Stored records
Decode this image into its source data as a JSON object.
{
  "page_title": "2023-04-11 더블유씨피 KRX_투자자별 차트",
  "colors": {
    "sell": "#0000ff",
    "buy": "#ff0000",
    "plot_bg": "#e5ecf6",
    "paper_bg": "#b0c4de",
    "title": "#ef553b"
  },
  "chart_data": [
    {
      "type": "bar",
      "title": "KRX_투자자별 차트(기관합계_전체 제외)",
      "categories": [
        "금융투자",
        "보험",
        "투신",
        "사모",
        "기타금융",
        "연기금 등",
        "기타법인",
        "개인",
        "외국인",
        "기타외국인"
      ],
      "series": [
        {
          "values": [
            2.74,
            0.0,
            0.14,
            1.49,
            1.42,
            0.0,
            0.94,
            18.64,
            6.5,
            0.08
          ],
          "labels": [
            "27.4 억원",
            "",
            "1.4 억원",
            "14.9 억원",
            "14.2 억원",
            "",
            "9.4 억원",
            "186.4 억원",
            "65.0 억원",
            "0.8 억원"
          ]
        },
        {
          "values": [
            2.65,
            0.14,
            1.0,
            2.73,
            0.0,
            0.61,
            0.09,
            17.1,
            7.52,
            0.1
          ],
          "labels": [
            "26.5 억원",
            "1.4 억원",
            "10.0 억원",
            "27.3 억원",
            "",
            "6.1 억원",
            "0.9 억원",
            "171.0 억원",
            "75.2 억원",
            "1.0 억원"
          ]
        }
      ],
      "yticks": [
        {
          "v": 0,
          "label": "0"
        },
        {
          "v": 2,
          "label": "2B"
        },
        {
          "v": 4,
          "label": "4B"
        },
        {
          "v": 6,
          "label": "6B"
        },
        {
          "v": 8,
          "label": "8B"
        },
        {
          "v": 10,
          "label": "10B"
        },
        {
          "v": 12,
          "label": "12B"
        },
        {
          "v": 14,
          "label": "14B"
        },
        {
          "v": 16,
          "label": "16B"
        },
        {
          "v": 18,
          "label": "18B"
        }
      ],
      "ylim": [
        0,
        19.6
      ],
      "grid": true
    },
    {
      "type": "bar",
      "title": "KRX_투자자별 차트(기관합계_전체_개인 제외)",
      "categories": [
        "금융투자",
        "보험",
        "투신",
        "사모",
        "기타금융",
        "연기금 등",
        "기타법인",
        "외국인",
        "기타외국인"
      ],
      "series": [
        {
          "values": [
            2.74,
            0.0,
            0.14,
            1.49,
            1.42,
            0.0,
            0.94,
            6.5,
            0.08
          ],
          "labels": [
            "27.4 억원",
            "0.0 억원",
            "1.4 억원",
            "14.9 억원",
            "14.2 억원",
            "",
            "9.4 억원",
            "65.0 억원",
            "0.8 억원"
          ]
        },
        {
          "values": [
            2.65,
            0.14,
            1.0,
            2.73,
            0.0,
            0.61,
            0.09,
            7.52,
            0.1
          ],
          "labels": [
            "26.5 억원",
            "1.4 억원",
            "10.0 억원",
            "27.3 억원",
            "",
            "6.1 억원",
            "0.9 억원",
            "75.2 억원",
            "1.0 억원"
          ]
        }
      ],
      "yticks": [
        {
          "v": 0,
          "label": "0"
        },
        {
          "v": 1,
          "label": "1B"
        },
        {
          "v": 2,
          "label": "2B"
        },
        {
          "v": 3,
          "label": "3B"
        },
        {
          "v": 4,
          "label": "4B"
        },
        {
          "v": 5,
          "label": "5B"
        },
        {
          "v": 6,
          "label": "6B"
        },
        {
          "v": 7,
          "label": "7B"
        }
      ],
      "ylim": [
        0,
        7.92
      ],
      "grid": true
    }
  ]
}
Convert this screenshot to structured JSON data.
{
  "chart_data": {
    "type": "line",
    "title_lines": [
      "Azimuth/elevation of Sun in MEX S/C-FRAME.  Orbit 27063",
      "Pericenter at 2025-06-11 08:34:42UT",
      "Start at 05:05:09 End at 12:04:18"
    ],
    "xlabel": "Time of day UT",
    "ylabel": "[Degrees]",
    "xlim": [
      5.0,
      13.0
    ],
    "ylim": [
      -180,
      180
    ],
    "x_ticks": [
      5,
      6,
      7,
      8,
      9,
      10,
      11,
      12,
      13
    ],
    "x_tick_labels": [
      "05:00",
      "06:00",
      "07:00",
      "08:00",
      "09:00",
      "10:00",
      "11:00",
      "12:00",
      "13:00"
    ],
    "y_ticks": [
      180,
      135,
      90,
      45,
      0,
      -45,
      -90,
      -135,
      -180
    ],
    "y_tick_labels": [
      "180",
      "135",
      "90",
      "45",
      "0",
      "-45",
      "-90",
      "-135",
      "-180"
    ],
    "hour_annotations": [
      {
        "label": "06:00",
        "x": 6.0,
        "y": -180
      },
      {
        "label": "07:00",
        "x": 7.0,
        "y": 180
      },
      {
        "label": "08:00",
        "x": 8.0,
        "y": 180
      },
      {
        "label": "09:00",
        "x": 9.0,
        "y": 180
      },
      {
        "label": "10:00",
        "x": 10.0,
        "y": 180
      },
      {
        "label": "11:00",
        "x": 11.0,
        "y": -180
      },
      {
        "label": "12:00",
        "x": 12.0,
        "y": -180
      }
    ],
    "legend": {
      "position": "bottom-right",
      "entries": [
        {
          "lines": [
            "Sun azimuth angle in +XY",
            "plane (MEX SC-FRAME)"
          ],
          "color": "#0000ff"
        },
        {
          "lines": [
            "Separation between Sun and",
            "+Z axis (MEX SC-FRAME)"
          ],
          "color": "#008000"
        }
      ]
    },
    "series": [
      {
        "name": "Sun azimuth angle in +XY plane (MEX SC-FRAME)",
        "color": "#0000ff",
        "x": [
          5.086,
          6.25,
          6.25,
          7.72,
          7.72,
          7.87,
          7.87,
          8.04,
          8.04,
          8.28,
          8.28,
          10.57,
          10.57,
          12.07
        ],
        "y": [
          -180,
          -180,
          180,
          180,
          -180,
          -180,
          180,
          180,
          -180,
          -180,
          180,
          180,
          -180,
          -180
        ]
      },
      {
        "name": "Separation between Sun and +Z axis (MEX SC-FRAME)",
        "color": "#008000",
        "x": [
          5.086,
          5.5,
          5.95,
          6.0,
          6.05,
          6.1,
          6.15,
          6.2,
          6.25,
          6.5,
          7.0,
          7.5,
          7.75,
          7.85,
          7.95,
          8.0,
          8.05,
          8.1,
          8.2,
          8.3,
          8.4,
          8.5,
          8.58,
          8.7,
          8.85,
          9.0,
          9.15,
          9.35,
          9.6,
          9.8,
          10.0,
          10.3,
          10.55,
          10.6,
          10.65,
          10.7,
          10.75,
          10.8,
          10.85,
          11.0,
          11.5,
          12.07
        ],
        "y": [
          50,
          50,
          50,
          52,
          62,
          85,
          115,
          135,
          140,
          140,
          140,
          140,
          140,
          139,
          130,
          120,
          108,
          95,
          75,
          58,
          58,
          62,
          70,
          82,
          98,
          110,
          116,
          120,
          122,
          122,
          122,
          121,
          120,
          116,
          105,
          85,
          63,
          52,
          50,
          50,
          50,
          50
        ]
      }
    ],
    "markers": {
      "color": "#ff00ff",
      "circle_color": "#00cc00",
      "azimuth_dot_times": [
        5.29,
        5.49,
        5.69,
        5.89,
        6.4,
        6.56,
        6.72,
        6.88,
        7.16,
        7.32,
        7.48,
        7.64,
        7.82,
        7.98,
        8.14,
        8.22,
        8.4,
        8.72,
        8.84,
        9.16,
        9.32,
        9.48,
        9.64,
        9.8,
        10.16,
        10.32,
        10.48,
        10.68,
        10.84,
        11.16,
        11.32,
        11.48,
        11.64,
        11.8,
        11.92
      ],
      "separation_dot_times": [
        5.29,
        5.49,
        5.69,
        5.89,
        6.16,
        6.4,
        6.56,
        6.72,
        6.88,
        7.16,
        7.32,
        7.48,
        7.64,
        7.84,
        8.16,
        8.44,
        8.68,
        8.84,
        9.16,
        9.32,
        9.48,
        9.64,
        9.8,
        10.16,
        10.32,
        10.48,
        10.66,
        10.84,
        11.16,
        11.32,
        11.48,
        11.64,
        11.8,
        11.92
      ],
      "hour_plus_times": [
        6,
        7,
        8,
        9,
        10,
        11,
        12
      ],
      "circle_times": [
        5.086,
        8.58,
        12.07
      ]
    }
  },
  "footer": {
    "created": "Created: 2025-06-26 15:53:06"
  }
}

Task description
Filter lines by "axis" and return each hit.

Full response
            "+Z axis (MEX SC-FRAME)"
        "name": "Separation between Sun and +Z axis (MEX SC-FRAME)",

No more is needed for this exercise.